───── LISTED RECORDS
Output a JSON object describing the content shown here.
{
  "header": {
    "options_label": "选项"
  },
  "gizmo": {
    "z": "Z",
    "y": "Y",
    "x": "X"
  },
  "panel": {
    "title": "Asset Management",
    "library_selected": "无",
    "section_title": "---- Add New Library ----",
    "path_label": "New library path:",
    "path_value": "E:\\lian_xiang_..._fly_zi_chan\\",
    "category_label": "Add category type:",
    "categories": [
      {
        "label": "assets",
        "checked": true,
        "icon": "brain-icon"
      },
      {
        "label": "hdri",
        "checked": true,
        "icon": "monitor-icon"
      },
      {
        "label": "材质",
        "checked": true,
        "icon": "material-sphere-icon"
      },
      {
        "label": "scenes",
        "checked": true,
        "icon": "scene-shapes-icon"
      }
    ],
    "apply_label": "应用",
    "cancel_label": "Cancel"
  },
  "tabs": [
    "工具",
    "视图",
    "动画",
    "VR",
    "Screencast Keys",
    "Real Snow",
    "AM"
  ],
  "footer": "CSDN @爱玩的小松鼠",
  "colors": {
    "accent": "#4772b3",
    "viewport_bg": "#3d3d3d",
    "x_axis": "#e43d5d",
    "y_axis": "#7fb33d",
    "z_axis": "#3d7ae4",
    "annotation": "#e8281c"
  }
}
──────────
* SET PROBLEM *
Extract the complete set of records unchanged.

* OUTPUT OF THE TASK *
Output a JSON object describing the content shown here.
{
  "header": {
    "options_label": "选项"
  },
  "gizmo": {
    "z": "Z",
    "y": "Y",
    "x": "X"
  },
  "panel": {
    "title": "Asset Management",
    "library_selected": "无",
    "section_title": "---- Add New Library ----",
    "path_label": "New library path:",
    "path_value": "E:\\lian_xiang_..._fly_zi_chan\\",
    "category_label": "Add category type:",
    "categories": [
      {
        "label": "assets",
        "checked": true,
        "icon": "brain-icon"
      },
      {
        "label": "hdri",
        "checked": true,
        "icon": "monitor-icon"
      },
      {
        "label": "材质",
        "checked": true,
        "icon": "material-sphere-icon"
      },
      {
        "label": "scenes",
        "checked": true,
        "icon": "scene-shapes-icon"
      }
    ],
    "apply_label": "应用",
    "cancel_label": "Cancel"
  },
  "tabs": [
    "工具",
    "视图",
    "动画",
    "VR",
    "Screencast Keys",
    "Real Snow",
    "AM"
  ],
  "footer": "CSDN @爱玩的小松鼠",
  "colors": {
    "accent": "#4772b3",
    "viewport_bg": "#3d3d3d",
    "x_axis": "#e43d5d",
    "y_axis": "#7fb33d",
    "z_axis": "#3d7ae4",
    "annotation": "#e8281c"
  }
}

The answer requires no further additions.